Records from a data source:
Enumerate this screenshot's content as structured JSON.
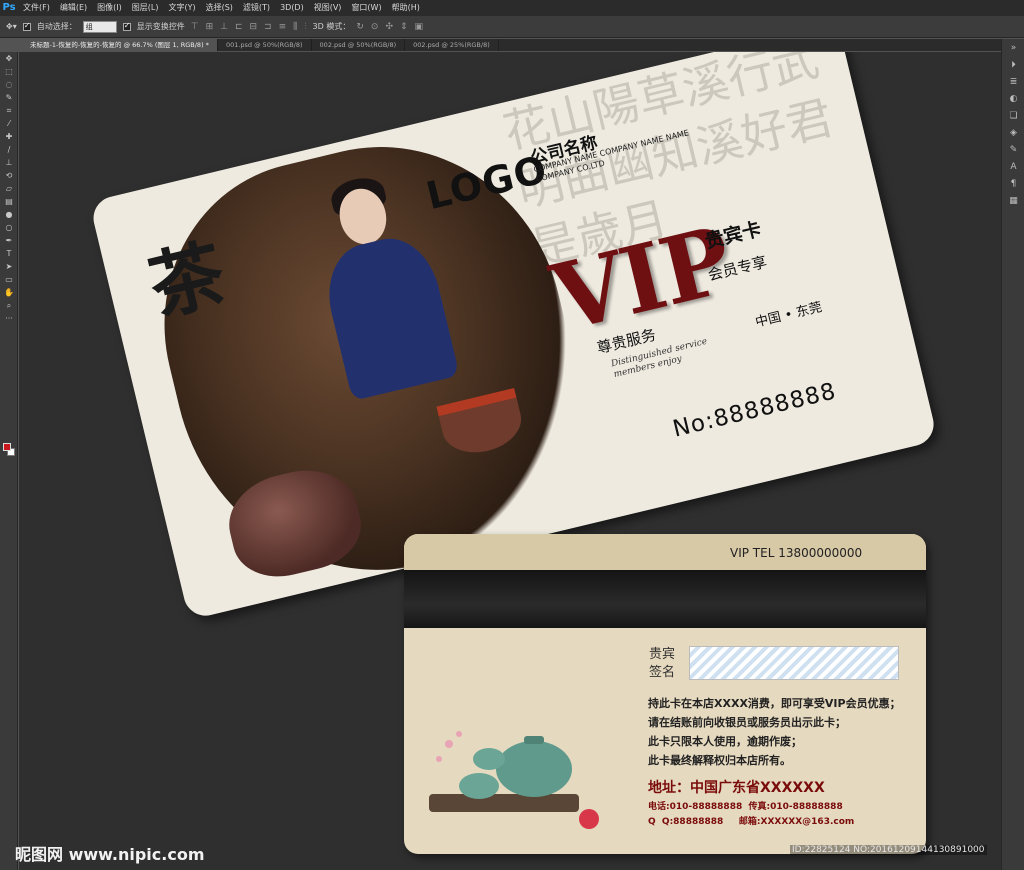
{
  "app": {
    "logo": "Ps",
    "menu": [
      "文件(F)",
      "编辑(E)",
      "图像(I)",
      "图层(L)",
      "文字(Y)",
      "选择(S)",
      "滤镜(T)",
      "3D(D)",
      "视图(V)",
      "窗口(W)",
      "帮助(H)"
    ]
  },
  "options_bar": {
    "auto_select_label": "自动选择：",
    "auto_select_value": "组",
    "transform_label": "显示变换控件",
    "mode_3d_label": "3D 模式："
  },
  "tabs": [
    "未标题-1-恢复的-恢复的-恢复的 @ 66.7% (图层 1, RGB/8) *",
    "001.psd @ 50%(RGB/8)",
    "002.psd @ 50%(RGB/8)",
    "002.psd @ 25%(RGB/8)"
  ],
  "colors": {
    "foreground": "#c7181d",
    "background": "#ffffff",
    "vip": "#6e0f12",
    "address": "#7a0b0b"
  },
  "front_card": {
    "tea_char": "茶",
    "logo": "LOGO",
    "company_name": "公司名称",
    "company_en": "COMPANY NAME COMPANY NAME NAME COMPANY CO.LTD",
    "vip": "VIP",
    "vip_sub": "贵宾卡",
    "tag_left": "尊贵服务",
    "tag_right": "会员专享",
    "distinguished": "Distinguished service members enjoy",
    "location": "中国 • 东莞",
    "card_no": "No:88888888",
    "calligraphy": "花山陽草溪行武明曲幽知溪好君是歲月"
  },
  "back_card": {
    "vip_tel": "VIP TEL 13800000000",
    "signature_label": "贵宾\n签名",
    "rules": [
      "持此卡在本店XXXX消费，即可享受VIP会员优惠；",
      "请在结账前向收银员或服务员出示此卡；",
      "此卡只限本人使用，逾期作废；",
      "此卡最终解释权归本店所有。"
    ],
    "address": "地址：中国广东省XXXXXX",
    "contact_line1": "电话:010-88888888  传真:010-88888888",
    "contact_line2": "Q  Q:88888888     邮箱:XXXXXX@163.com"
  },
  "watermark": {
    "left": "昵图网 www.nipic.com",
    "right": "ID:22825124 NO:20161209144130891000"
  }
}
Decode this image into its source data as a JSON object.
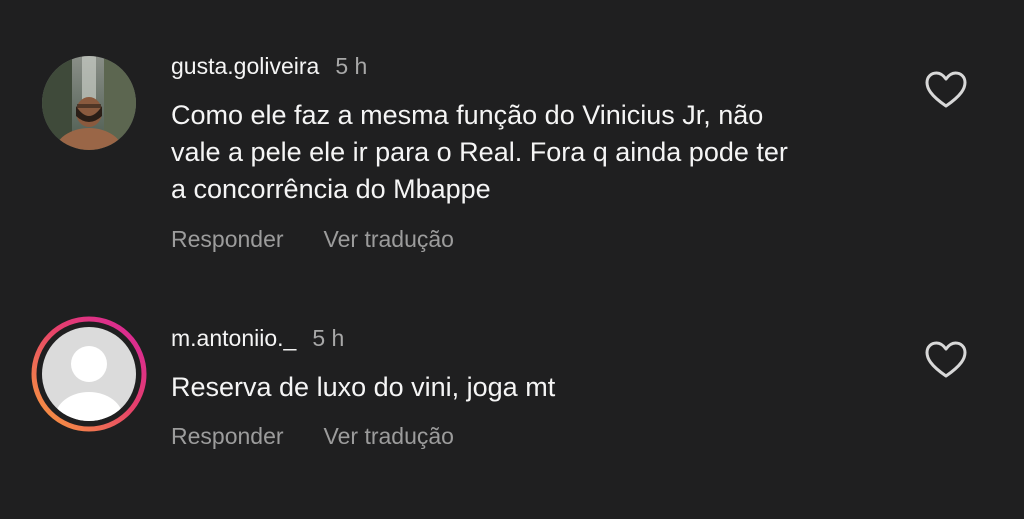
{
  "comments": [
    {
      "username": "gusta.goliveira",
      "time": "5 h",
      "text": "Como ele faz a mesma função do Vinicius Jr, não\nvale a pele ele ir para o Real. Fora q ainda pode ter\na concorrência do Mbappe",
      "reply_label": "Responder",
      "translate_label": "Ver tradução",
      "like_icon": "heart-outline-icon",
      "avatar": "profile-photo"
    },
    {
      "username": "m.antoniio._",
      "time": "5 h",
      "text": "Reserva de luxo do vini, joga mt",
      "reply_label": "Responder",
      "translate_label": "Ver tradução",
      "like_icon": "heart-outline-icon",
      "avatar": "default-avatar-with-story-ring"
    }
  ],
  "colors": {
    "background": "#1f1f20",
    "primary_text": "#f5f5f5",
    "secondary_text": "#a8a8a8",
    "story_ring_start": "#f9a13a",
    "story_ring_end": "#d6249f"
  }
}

-- AIM --
Quote in full the listing given above; the images are to be left out.

-- ANSWER TO THE PROBLEM --
Enumerate this screenshot's content as structured JSON.
{
  "app": {
    "logo": "Ps",
    "menu": [
      "文件(F)",
      "编辑(E)",
      "图像(I)",
      "图层(L)",
      "文字(Y)",
      "选择(S)",
      "滤镜(T)",
      "3D(D)",
      "视图(V)",
      "窗口(W)",
      "帮助(H)"
    ]
  },
  "options_bar": {
    "auto_select_label": "自动选择：",
    "auto_select_value": "组",
    "transform_label": "显示变换控件",
    "mode_3d_label": "3D 模式："
  },
  "tabs": [
    "未标题-1-恢复的-恢复的-恢复的 @ 66.7% (图层 1, RGB/8) *",
    "001.psd @ 50%(RGB/8)",
    "002.psd @ 50%(RGB/8)",
    "002.psd @ 25%(RGB/8)"
  ],
  "colors": {
    "foreground": "#c7181d",
    "background": "#ffffff",
    "vip": "#6e0f12",
    "address": "#7a0b0b"
  },
  "front_card": {
    "tea_char": "茶",
    "logo": "LOGO",
    "company_name": "公司名称",
    "company_en": "COMPANY NAME COMPANY NAME NAME COMPANY CO.LTD",
    "vip": "VIP",
    "vip_sub": "贵宾卡",
    "tag_left": "尊贵服务",
    "tag_right": "会员专享",
    "distinguished": "Distinguished service members enjoy",
    "location": "中国 • 东莞",
    "card_no": "No:88888888",
    "calligraphy": "花山陽草溪行武明曲幽知溪好君是歲月"
  },
  "back_card": {
    "vip_tel": "VIP TEL 13800000000",
    "signature_label": "贵宾\n签名",
    "rules": [
      "持此卡在本店XXXX消费，即可享受VIP会员优惠；",
      "请在结账前向收银员或服务员出示此卡；",
      "此卡只限本人使用，逾期作废；",
      "此卡最终解释权归本店所有。"
    ],
    "address": "地址：中国广东省XXXXXX",
    "contact_line1": "电话:010-88888888  传真:010-88888888",
    "contact_line2": "Q  Q:88888888     邮箱:XXXXXX@163.com"
  },
  "watermark": {
    "left": "昵图网 www.nipic.com",
    "right": "ID:22825124 NO:20161209144130891000"
  }
}
Decode this image into its source data as a JSON object.
{
  "comments": [
    {
      "username": "gusta.goliveira",
      "time": "5 h",
      "text": "Como ele faz a mesma função do Vinicius Jr, não\nvale a pele ele ir para o Real. Fora q ainda pode ter\na concorrência do Mbappe",
      "reply_label": "Responder",
      "translate_label": "Ver tradução",
      "like_icon": "heart-outline-icon",
      "avatar": "profile-photo"
    },
    {
      "username": "m.antoniio._",
      "time": "5 h",
      "text": "Reserva de luxo do vini, joga mt",
      "reply_label": "Responder",
      "translate_label": "Ver tradução",
      "like_icon": "heart-outline-icon",
      "avatar": "default-avatar-with-story-ring"
    }
  ],
  "colors": {
    "background": "#1f1f20",
    "primary_text": "#f5f5f5",
    "secondary_text": "#a8a8a8",
    "story_ring_start": "#f9a13a",
    "story_ring_end": "#d6249f"
  }
}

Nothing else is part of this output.